[Items from a figure collection]
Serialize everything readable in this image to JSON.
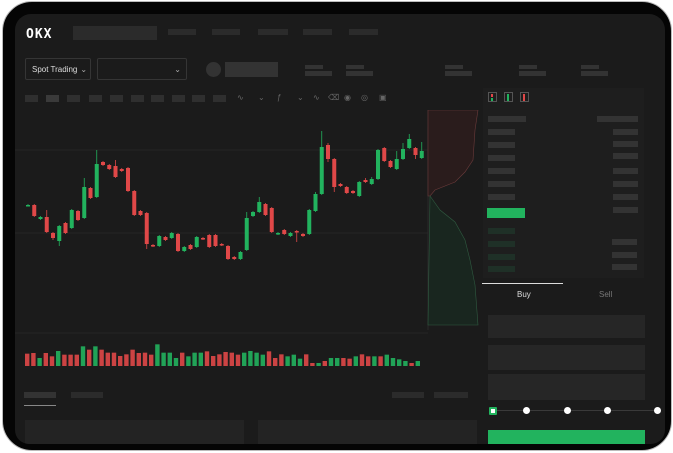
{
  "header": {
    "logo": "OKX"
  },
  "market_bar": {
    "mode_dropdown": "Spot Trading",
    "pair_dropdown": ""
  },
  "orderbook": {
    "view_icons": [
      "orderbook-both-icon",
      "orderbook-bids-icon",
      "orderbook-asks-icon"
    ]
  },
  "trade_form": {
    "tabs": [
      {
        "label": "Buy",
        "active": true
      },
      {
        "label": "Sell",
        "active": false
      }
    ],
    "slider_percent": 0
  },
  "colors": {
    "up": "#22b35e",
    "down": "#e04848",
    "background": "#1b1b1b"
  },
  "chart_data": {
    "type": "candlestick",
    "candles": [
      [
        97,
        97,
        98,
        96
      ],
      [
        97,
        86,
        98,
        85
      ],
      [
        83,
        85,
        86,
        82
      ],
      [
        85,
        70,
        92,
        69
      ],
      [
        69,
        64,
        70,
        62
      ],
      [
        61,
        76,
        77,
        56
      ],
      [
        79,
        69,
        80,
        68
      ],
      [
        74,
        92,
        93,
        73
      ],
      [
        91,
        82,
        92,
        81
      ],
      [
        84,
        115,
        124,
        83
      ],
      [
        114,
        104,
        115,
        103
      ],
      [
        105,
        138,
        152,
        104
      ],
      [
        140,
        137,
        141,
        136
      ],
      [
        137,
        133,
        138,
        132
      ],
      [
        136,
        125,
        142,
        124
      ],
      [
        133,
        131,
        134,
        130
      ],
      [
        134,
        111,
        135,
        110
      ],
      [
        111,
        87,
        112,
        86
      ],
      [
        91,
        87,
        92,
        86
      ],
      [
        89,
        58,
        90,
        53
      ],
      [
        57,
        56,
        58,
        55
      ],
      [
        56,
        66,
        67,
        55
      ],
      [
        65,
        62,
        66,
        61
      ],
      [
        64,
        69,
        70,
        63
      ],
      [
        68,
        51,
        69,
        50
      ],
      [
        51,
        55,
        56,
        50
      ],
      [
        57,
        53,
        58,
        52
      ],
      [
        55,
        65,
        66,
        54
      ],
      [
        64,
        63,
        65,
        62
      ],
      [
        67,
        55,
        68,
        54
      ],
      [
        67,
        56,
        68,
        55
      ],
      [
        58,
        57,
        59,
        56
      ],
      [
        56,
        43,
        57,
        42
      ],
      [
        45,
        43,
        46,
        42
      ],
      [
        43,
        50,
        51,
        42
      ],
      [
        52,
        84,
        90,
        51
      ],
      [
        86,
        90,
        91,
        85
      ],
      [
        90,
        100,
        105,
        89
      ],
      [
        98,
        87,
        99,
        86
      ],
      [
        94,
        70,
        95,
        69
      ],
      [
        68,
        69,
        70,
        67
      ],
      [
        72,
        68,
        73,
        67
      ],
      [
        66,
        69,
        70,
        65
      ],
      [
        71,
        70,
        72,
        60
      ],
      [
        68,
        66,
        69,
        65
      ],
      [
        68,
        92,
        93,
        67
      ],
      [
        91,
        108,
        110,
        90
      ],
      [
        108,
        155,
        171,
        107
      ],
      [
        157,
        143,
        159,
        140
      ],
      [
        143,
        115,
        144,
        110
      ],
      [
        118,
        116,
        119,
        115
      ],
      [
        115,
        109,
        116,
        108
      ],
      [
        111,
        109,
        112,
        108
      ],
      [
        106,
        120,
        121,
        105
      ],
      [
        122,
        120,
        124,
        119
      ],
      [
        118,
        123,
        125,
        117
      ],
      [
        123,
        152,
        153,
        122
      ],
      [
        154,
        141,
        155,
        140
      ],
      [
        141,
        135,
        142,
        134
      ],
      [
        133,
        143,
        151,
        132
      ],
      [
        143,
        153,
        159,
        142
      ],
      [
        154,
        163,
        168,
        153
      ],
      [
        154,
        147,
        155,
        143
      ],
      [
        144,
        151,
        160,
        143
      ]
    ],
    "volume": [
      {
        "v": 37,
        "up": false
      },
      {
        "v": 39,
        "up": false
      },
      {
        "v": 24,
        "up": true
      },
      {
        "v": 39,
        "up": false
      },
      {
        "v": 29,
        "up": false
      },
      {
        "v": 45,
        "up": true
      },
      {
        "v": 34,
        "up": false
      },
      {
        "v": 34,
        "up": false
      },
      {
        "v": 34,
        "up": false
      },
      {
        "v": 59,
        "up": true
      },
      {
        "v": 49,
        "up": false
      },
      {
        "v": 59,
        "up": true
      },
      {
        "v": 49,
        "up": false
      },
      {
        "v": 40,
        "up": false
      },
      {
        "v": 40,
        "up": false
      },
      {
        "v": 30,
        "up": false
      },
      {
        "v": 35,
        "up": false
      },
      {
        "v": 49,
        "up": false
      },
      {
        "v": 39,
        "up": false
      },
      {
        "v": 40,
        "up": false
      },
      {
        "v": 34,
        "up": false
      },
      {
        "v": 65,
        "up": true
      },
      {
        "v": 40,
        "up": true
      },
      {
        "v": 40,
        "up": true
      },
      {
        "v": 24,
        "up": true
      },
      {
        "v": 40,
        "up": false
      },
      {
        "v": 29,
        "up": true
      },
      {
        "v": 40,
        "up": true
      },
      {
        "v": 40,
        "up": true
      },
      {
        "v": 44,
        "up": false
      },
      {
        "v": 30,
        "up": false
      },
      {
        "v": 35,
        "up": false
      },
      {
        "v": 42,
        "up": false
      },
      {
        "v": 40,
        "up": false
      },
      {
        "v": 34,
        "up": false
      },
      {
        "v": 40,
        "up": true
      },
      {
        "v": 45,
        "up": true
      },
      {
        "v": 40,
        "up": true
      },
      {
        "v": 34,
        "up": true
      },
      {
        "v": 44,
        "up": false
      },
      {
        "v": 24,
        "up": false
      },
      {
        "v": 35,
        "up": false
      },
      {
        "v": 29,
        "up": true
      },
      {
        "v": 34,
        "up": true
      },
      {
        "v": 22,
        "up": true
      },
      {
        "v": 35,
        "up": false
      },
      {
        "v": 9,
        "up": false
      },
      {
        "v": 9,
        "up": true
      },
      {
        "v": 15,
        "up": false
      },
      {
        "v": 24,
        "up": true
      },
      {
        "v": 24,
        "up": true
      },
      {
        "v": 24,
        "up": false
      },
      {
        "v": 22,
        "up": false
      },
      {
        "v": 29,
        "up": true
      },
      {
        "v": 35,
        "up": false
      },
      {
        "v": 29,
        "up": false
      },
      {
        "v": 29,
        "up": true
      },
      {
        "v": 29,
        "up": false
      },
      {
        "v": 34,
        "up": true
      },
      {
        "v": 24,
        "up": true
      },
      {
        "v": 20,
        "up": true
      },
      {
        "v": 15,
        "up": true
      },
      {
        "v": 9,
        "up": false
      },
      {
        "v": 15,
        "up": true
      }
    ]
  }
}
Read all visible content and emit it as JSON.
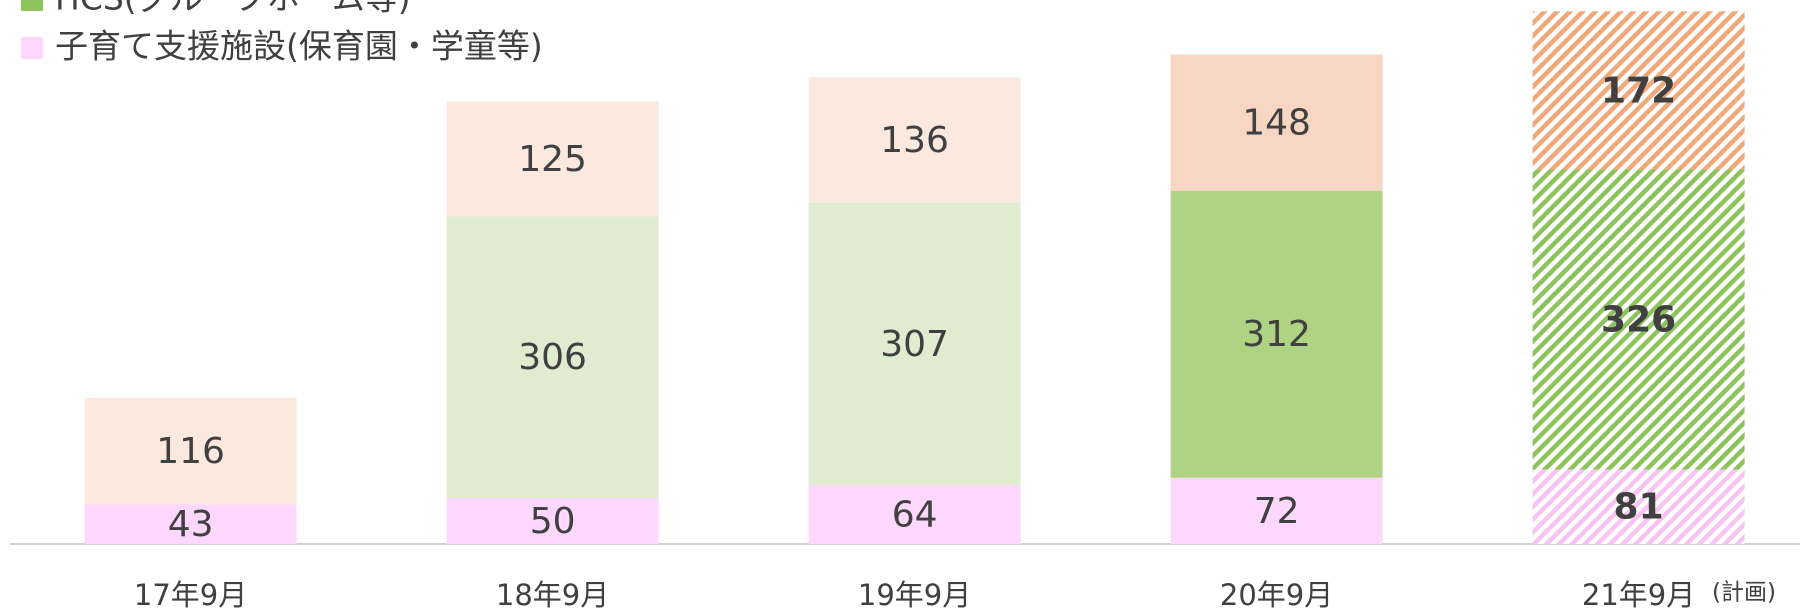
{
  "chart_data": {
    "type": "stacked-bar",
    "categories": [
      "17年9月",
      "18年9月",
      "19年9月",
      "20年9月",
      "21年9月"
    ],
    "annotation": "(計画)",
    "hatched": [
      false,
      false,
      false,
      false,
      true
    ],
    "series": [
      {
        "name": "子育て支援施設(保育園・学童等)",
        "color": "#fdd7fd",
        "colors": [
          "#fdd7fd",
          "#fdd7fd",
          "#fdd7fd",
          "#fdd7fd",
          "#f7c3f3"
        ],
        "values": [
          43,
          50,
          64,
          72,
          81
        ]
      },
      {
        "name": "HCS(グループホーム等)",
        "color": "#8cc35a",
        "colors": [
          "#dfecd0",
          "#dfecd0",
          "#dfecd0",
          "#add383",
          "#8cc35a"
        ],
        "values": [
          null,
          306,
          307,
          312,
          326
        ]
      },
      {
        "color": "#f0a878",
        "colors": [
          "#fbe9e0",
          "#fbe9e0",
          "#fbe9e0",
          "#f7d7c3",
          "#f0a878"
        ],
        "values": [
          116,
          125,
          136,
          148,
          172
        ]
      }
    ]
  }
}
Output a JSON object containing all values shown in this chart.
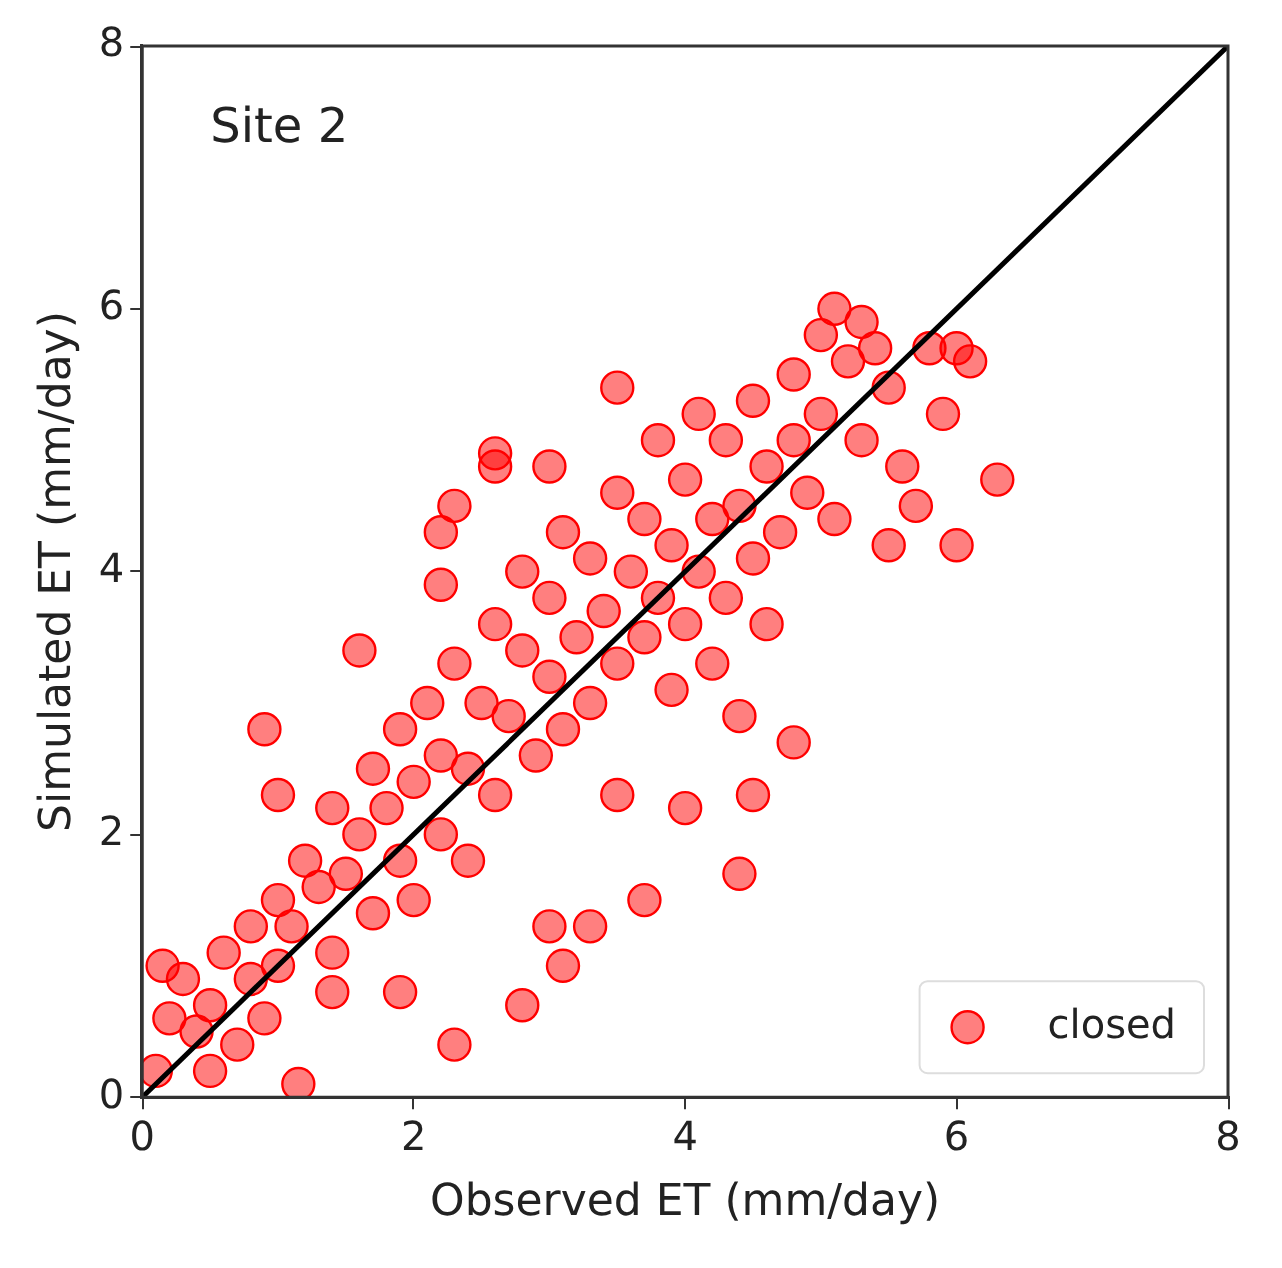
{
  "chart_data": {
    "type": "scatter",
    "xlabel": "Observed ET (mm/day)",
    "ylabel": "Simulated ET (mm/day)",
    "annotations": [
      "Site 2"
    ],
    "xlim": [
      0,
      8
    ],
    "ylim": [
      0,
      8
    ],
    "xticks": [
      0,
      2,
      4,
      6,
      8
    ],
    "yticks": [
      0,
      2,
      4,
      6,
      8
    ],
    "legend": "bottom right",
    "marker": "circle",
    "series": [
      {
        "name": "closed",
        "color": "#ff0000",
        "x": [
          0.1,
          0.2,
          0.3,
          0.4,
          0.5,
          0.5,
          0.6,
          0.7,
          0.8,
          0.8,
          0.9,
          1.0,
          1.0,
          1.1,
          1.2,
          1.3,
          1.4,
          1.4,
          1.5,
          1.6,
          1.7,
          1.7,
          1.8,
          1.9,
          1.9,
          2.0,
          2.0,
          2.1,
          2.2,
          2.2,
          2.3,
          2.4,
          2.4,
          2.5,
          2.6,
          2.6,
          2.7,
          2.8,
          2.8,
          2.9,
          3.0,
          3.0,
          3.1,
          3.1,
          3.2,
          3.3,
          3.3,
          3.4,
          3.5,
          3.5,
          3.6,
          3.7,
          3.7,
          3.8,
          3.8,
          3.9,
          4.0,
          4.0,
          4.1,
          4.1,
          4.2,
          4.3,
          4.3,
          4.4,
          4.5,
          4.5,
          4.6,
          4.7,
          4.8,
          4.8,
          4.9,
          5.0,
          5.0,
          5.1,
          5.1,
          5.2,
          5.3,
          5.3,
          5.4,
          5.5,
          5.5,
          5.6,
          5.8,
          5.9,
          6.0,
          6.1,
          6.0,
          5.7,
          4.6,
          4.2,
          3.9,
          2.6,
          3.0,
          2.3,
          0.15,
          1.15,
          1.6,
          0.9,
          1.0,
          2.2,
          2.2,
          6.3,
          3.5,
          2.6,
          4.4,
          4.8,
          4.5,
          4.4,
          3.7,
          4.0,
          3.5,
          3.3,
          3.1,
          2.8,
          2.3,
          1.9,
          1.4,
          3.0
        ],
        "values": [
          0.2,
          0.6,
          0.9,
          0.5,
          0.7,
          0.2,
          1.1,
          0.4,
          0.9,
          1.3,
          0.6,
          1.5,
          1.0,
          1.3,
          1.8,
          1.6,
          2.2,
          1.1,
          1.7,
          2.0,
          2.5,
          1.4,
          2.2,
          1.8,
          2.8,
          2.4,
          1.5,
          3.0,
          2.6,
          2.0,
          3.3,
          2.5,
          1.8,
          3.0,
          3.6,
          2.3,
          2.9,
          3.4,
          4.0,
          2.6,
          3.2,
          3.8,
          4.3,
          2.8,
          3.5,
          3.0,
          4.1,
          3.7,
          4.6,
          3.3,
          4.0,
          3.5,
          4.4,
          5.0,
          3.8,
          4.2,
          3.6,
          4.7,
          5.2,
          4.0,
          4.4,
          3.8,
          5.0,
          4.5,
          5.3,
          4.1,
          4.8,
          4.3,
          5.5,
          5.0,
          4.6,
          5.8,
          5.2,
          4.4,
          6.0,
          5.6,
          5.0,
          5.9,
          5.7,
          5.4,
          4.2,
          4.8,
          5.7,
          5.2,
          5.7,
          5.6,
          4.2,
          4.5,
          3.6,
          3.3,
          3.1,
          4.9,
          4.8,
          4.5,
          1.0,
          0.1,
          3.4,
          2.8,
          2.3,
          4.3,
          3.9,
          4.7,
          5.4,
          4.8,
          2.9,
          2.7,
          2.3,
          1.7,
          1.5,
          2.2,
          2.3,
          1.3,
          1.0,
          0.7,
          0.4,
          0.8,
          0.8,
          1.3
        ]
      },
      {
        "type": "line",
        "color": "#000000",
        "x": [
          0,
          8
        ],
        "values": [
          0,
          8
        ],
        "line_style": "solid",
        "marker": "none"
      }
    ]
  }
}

» Goal:
Among the records above, find each line holding the string "this" and pull it out.

» Correct result:
Serialize everything readable in this image to JSON.
Output a JSON object containing all values shown in this chart.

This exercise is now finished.